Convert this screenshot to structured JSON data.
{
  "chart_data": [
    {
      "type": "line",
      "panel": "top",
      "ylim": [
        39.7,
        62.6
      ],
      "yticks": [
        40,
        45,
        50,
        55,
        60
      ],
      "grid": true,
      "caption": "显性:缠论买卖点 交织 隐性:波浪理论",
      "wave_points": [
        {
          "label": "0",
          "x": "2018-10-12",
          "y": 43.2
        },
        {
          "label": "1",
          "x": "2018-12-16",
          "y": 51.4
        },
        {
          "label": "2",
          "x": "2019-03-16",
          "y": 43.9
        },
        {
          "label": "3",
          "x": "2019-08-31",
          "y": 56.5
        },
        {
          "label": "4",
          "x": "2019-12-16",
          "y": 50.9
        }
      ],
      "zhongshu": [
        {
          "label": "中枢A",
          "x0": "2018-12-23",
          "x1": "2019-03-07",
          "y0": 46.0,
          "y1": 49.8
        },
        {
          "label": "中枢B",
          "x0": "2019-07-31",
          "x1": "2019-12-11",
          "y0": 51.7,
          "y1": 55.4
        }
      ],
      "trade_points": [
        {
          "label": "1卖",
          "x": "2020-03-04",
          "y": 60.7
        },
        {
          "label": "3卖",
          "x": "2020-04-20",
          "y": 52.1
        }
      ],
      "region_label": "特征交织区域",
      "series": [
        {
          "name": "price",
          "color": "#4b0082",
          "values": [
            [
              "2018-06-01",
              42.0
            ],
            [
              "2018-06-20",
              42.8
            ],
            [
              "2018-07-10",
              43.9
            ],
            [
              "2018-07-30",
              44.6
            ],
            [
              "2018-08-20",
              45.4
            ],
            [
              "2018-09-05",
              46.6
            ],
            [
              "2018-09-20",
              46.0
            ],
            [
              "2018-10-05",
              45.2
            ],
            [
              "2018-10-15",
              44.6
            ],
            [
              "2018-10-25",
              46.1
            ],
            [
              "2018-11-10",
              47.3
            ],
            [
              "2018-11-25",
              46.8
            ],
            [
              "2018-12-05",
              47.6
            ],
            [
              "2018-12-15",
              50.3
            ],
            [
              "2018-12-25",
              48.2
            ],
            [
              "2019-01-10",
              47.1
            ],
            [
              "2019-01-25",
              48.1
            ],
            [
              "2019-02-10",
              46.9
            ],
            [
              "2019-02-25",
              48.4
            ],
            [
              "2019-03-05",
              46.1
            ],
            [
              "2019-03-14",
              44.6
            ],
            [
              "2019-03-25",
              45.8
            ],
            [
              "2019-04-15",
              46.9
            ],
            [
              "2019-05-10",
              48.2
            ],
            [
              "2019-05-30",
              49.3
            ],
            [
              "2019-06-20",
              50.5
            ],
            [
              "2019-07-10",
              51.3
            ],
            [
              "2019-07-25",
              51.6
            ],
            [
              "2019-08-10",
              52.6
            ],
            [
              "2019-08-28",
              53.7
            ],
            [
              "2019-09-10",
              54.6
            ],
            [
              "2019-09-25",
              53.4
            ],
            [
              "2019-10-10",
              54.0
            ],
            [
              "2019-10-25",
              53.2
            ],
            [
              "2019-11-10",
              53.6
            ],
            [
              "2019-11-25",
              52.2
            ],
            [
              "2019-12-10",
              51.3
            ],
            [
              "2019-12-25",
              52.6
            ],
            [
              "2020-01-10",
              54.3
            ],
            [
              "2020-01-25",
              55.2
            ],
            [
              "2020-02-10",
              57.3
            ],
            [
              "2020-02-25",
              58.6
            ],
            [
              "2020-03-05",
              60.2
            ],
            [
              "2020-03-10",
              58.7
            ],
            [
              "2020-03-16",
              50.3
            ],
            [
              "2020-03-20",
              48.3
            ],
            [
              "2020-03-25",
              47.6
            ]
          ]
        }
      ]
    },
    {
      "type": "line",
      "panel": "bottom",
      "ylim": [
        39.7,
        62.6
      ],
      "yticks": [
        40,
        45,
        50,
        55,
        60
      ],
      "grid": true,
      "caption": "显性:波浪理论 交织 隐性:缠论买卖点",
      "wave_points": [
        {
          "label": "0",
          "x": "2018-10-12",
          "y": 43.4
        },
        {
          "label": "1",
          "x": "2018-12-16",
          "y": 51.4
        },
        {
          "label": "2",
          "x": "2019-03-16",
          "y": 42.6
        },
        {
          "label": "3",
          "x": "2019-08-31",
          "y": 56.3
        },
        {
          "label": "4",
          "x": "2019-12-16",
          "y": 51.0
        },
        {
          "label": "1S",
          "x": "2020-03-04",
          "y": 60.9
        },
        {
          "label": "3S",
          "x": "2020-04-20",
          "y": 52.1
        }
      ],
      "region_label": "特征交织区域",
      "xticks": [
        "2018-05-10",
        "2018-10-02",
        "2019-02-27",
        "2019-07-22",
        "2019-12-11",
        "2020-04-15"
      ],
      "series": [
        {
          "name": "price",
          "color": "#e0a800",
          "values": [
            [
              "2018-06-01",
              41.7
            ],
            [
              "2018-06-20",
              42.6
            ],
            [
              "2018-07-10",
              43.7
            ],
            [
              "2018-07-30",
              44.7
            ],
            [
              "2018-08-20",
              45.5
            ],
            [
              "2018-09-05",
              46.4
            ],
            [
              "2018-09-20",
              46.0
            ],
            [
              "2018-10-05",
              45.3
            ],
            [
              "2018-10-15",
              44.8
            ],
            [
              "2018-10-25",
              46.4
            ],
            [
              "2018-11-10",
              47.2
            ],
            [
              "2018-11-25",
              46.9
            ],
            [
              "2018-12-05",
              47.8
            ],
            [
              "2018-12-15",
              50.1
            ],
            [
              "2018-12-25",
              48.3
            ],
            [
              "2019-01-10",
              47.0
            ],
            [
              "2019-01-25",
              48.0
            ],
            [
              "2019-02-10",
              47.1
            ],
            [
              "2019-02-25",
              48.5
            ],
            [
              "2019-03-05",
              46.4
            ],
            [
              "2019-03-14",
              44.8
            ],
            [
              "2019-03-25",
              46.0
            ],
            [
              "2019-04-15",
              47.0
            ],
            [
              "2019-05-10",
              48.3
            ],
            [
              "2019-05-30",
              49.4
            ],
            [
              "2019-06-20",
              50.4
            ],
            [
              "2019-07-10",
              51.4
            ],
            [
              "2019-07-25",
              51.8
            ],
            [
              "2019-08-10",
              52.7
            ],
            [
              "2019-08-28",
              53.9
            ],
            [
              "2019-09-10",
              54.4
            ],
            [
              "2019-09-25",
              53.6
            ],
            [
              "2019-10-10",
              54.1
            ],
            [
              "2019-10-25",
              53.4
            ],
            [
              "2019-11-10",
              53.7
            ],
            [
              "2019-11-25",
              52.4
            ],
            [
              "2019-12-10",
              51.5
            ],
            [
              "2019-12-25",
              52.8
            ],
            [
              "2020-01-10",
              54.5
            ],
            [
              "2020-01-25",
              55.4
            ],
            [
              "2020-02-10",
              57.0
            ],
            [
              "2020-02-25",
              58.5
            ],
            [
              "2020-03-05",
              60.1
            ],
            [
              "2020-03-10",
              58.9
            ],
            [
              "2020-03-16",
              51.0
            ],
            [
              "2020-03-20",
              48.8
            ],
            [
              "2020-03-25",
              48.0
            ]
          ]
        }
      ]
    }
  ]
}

▶ **Given exercise**: Restate all of the entries above precisely.

▶ **Finished exercise**:
Convert this screenshot to structured JSON data.
{
  "chart_data": [
    {
      "type": "line",
      "panel": "top",
      "ylim": [
        39.7,
        62.6
      ],
      "yticks": [
        40,
        45,
        50,
        55,
        60
      ],
      "grid": true,
      "caption": "显性:缠论买卖点 交织 隐性:波浪理论",
      "wave_points": [
        {
          "label": "0",
          "x": "2018-10-12",
          "y": 43.2
        },
        {
          "label": "1",
          "x": "2018-12-16",
          "y": 51.4
        },
        {
          "label": "2",
          "x": "2019-03-16",
          "y": 43.9
        },
        {
          "label": "3",
          "x": "2019-08-31",
          "y": 56.5
        },
        {
          "label": "4",
          "x": "2019-12-16",
          "y": 50.9
        }
      ],
      "zhongshu": [
        {
          "label": "中枢A",
          "x0": "2018-12-23",
          "x1": "2019-03-07",
          "y0": 46.0,
          "y1": 49.8
        },
        {
          "label": "中枢B",
          "x0": "2019-07-31",
          "x1": "2019-12-11",
          "y0": 51.7,
          "y1": 55.4
        }
      ],
      "trade_points": [
        {
          "label": "1卖",
          "x": "2020-03-04",
          "y": 60.7
        },
        {
          "label": "3卖",
          "x": "2020-04-20",
          "y": 52.1
        }
      ],
      "region_label": "特征交织区域",
      "series": [
        {
          "name": "price",
          "color": "#4b0082",
          "values": [
            [
              "2018-06-01",
              42.0
            ],
            [
              "2018-06-20",
              42.8
            ],
            [
              "2018-07-10",
              43.9
            ],
            [
              "2018-07-30",
              44.6
            ],
            [
              "2018-08-20",
              45.4
            ],
            [
              "2018-09-05",
              46.6
            ],
            [
              "2018-09-20",
              46.0
            ],
            [
              "2018-10-05",
              45.2
            ],
            [
              "2018-10-15",
              44.6
            ],
            [
              "2018-10-25",
              46.1
            ],
            [
              "2018-11-10",
              47.3
            ],
            [
              "2018-11-25",
              46.8
            ],
            [
              "2018-12-05",
              47.6
            ],
            [
              "2018-12-15",
              50.3
            ],
            [
              "2018-12-25",
              48.2
            ],
            [
              "2019-01-10",
              47.1
            ],
            [
              "2019-01-25",
              48.1
            ],
            [
              "2019-02-10",
              46.9
            ],
            [
              "2019-02-25",
              48.4
            ],
            [
              "2019-03-05",
              46.1
            ],
            [
              "2019-03-14",
              44.6
            ],
            [
              "2019-03-25",
              45.8
            ],
            [
              "2019-04-15",
              46.9
            ],
            [
              "2019-05-10",
              48.2
            ],
            [
              "2019-05-30",
              49.3
            ],
            [
              "2019-06-20",
              50.5
            ],
            [
              "2019-07-10",
              51.3
            ],
            [
              "2019-07-25",
              51.6
            ],
            [
              "2019-08-10",
              52.6
            ],
            [
              "2019-08-28",
              53.7
            ],
            [
              "2019-09-10",
              54.6
            ],
            [
              "2019-09-25",
              53.4
            ],
            [
              "2019-10-10",
              54.0
            ],
            [
              "2019-10-25",
              53.2
            ],
            [
              "2019-11-10",
              53.6
            ],
            [
              "2019-11-25",
              52.2
            ],
            [
              "2019-12-10",
              51.3
            ],
            [
              "2019-12-25",
              52.6
            ],
            [
              "2020-01-10",
              54.3
            ],
            [
              "2020-01-25",
              55.2
            ],
            [
              "2020-02-10",
              57.3
            ],
            [
              "2020-02-25",
              58.6
            ],
            [
              "2020-03-05",
              60.2
            ],
            [
              "2020-03-10",
              58.7
            ],
            [
              "2020-03-16",
              50.3
            ],
            [
              "2020-03-20",
              48.3
            ],
            [
              "2020-03-25",
              47.6
            ]
          ]
        }
      ]
    },
    {
      "type": "line",
      "panel": "bottom",
      "ylim": [
        39.7,
        62.6
      ],
      "yticks": [
        40,
        45,
        50,
        55,
        60
      ],
      "grid": true,
      "caption": "显性:波浪理论 交织 隐性:缠论买卖点",
      "wave_points": [
        {
          "label": "0",
          "x": "2018-10-12",
          "y": 43.4
        },
        {
          "label": "1",
          "x": "2018-12-16",
          "y": 51.4
        },
        {
          "label": "2",
          "x": "2019-03-16",
          "y": 42.6
        },
        {
          "label": "3",
          "x": "2019-08-31",
          "y": 56.3
        },
        {
          "label": "4",
          "x": "2019-12-16",
          "y": 51.0
        },
        {
          "label": "1S",
          "x": "2020-03-04",
          "y": 60.9
        },
        {
          "label": "3S",
          "x": "2020-04-20",
          "y": 52.1
        }
      ],
      "region_label": "特征交织区域",
      "xticks": [
        "2018-05-10",
        "2018-10-02",
        "2019-02-27",
        "2019-07-22",
        "2019-12-11",
        "2020-04-15"
      ],
      "series": [
        {
          "name": "price",
          "color": "#e0a800",
          "values": [
            [
              "2018-06-01",
              41.7
            ],
            [
              "2018-06-20",
              42.6
            ],
            [
              "2018-07-10",
              43.7
            ],
            [
              "2018-07-30",
              44.7
            ],
            [
              "2018-08-20",
              45.5
            ],
            [
              "2018-09-05",
              46.4
            ],
            [
              "2018-09-20",
              46.0
            ],
            [
              "2018-10-05",
              45.3
            ],
            [
              "2018-10-15",
              44.8
            ],
            [
              "2018-10-25",
              46.4
            ],
            [
              "2018-11-10",
              47.2
            ],
            [
              "2018-11-25",
              46.9
            ],
            [
              "2018-12-05",
              47.8
            ],
            [
              "2018-12-15",
              50.1
            ],
            [
              "2018-12-25",
              48.3
            ],
            [
              "2019-01-10",
              47.0
            ],
            [
              "2019-01-25",
              48.0
            ],
            [
              "2019-02-10",
              47.1
            ],
            [
              "2019-02-25",
              48.5
            ],
            [
              "2019-03-05",
              46.4
            ],
            [
              "2019-03-14",
              44.8
            ],
            [
              "2019-03-25",
              46.0
            ],
            [
              "2019-04-15",
              47.0
            ],
            [
              "2019-05-10",
              48.3
            ],
            [
              "2019-05-30",
              49.4
            ],
            [
              "2019-06-20",
              50.4
            ],
            [
              "2019-07-10",
              51.4
            ],
            [
              "2019-07-25",
              51.8
            ],
            [
              "2019-08-10",
              52.7
            ],
            [
              "2019-08-28",
              53.9
            ],
            [
              "2019-09-10",
              54.4
            ],
            [
              "2019-09-25",
              53.6
            ],
            [
              "2019-10-10",
              54.1
            ],
            [
              "2019-10-25",
              53.4
            ],
            [
              "2019-11-10",
              53.7
            ],
            [
              "2019-11-25",
              52.4
            ],
            [
              "2019-12-10",
              51.5
            ],
            [
              "2019-12-25",
              52.8
            ],
            [
              "2020-01-10",
              54.5
            ],
            [
              "2020-01-25",
              55.4
            ],
            [
              "2020-02-10",
              57.0
            ],
            [
              "2020-02-25",
              58.5
            ],
            [
              "2020-03-05",
              60.1
            ],
            [
              "2020-03-10",
              58.9
            ],
            [
              "2020-03-16",
              51.0
            ],
            [
              "2020-03-20",
              48.8
            ],
            [
              "2020-03-25",
              48.0
            ]
          ]
        }
      ]
    }
  ]
}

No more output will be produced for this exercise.